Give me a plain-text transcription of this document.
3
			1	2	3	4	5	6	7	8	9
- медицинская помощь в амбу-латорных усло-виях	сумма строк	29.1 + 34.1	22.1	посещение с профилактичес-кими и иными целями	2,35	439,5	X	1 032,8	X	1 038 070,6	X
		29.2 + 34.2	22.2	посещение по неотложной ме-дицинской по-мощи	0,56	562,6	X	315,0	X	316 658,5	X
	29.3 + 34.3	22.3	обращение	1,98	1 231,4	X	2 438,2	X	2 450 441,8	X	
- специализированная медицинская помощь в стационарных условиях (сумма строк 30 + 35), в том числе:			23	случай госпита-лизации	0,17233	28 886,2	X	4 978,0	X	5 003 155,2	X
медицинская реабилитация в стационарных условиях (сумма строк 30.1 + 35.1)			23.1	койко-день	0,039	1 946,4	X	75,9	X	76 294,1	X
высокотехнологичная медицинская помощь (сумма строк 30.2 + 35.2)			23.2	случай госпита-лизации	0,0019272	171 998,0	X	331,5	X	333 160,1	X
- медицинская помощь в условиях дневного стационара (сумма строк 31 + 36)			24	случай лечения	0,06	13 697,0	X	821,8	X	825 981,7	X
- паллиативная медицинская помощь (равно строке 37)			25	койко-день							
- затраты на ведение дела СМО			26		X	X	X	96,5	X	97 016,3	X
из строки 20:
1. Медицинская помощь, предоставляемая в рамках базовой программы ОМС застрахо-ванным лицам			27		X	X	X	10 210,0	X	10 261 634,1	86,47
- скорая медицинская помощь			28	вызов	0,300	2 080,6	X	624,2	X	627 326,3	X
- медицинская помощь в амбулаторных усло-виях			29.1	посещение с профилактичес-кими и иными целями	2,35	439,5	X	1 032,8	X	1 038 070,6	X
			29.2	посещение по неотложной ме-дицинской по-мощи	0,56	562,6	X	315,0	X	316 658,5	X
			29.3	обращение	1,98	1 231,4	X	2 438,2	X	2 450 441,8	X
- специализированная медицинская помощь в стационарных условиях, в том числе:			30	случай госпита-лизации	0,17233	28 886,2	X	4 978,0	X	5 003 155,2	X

> [WHAT YOU SHOULD DO]: Output the whole listing above again, word for word.

> [RESULT FOR THIS TASK]:
Give me a plain-text transcription of this document.
3
			1	2	3	4	5	6	7	8	9
- медицинская помощь в амбу-латорных усло-виях	сумма строк	29.1 + 34.1	22.1	посещение с профилактичес-кими и иными целями	2,35	439,5	X	1 032,8	X	1 038 070,6	X
		29.2 + 34.2	22.2	посещение по неотложной ме-дицинской по-мощи	0,56	562,6	X	315,0	X	316 658,5	X
	29.3 + 34.3	22.3	обращение	1,98	1 231,4	X	2 438,2	X	2 450 441,8	X	
- специализированная медицинская помощь в стационарных условиях (сумма строк 30 + 35), в том числе:			23	случай госпита-лизации	0,17233	28 886,2	X	4 978,0	X	5 003 155,2	X
медицинская реабилитация в стационарных условиях (сумма строк 30.1 + 35.1)			23.1	койко-день	0,039	1 946,4	X	75,9	X	76 294,1	X
высокотехнологичная медицинская помощь (сумма строк 30.2 + 35.2)			23.2	случай госпита-лизации	0,0019272	171 998,0	X	331,5	X	333 160,1	X
- медицинская помощь в условиях дневного стационара (сумма строк 31 + 36)			24	случай лечения	0,06	13 697,0	X	821,8	X	825 981,7	X
- паллиативная медицинская помощь (равно строке 37)			25	койко-день							
- затраты на ведение дела СМО			26		X	X	X	96,5	X	97 016,3	X
из строки 20:
1. Медицинская помощь, предоставляемая в рамках базовой программы ОМС застрахо-ванным лицам			27		X	X	X	10 210,0	X	10 261 634,1	86,47
- скорая медицинская помощь			28	вызов	0,300	2 080,6	X	624,2	X	627 326,3	X
- медицинская помощь в амбулаторных усло-виях			29.1	посещение с профилактичес-кими и иными целями	2,35	439,5	X	1 032,8	X	1 038 070,6	X
			29.2	посещение по неотложной ме-дицинской по-мощи	0,56	562,6	X	315,0	X	316 658,5	X
			29.3	обращение	1,98	1 231,4	X	2 438,2	X	2 450 441,8	X
- специализированная медицинская помощь в стационарных условиях, в том числе:			30	случай госпита-лизации	0,17233	28 886,2	X	4 978,0	X	5 003 155,2	X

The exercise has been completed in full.